### SECTION DE TEXTE:
La numérisation permet de travailler partout et en tout temps. Bénédiction ou malédiction pour les employés ?
Cela dépend étroitement de la personnalité et de l’attitude générale face au travail. Pour composer avec cette flexibilité, nous sommes tributaires d’un certain nombre de conditions. L’autodiscipline joue un rôle clé. De nos jours, les employés doivent se débrouiller pour séparer travail et loisirs. Cette séparation est le plus grand défi de la numérisation. Une personne disposant d’un sens aigu des responsabilités et d’exigences élevées envers elle-même mais ne parvenant pas à respecter ses limites se retrouvera rapidement en situation de surmenage à tendance chronique.
Comment l’employeur peut-il prévenir le burnout ?
Le développement de la plupart des burnouts peut être attribué à une attitude malsaine à l’égard du travail. C’est pour cela que les « facteurs soft » revêtent une importance décisive dans le domaine de la prévention. Les supérieurs hiérarchiques doivent identifier, aborder et recueillir soucis et angoisses potentiels. Si quelqu’un craint par exemple de perdre son emploi parce qu’il pense que son rendement est insuffisant, il convient de l’informer en toute honnêteté de son impression extérieure et des points critiques. En même temps, il est important de souligner tout ce que l’on apprécie chez cette personne.
« L’attention se focalise souvent davantage sur les symptômes que sur les causes. Derrière un diagnostic de burnout, on retrouve fréquemment une situation de mobbing. »
Existe-t-il déjà des outils numériques pour la reconnaissance précoce d’un burnout ?
Oui, on trouve de plus en plus de tests en ligne. Chez PK Rück, nous sommes également en train de tester un tel outil. Les éléments déclencheurs de burnout sont évalués à différents niveaux. Cela inclut des facteurs stabilisateurs comme le sens du travail, le degré de contrôle et l’autodétermination ou encore l’engagement dans l’équipe. De tels tests permettent tout à fait d’établir des diagnostics différentiés. Etablir un diagnostic de manière numérique implique cependant également le risque de se contenter de preuves basées sur une liste de contrôle. Un test en ligne ne suffit pas à lui seul. Ce qui est important, c’est une compréhension globale – impliquant des entretiens, idéalement aussi avec l’environnement de travail de la personne concernée.

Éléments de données
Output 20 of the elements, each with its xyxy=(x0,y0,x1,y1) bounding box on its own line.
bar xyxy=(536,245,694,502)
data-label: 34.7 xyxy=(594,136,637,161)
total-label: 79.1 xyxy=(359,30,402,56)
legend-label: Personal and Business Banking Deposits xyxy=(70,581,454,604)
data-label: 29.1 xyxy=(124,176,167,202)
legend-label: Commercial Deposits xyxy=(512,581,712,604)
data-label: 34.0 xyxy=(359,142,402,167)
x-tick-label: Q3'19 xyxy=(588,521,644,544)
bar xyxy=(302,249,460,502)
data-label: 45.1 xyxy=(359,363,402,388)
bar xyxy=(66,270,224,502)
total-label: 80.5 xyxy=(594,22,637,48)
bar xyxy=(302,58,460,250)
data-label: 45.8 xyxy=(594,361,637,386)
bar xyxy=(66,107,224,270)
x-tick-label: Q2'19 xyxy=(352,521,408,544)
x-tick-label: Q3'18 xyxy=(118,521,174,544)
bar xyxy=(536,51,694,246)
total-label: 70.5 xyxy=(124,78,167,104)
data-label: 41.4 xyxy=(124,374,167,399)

### CONSIGNE:
Rédigez la suite du texte sur le burnout et la numérisation, à partir de sa dernière phrase.

### RÉPONSE À L'EXERCICE:
Le nombre de cas de burnout a fortement augmenté. Les diagnostics sont-ils établis trop précipitamment ?
Je pense que oui. Le problème vient du fait que l’attention se focalise souvent davantage sur les symptômes que sur les causes. Derrière un diagnostic de burnout, on retrouve fréquemment une situation de mobbing. Par ailleurs, il est plus facile de déclarer la personne concernée comme victime d’une surcharge de travail et de l’envoyer en thérapie plutôt que de résoudre un conflit d’équipe subliminal.
Andreas Canziani a terminé ses études de médecine en 1993 par un doctorat de l’Université de Zurich. Après avoir occupé des postes de médecin-assistant en psychiatrie et médecine interne ainsi que de médecin en chef à la clinique psychiatrique universitaire de Zurich, il a ouvert son propre cabinet de médecine psychiatrique en 2000. Médecin-conseils SSMC et expert médical certifié SIM, il est spécialisé dans les questions de gestion de la santé d’entreprise, de stress et de prévention de burnout ainsi qu’en développement de l’entreprise. Andreas Canziani est actif comme conseiller-médecin de PK Rück depuis 2012.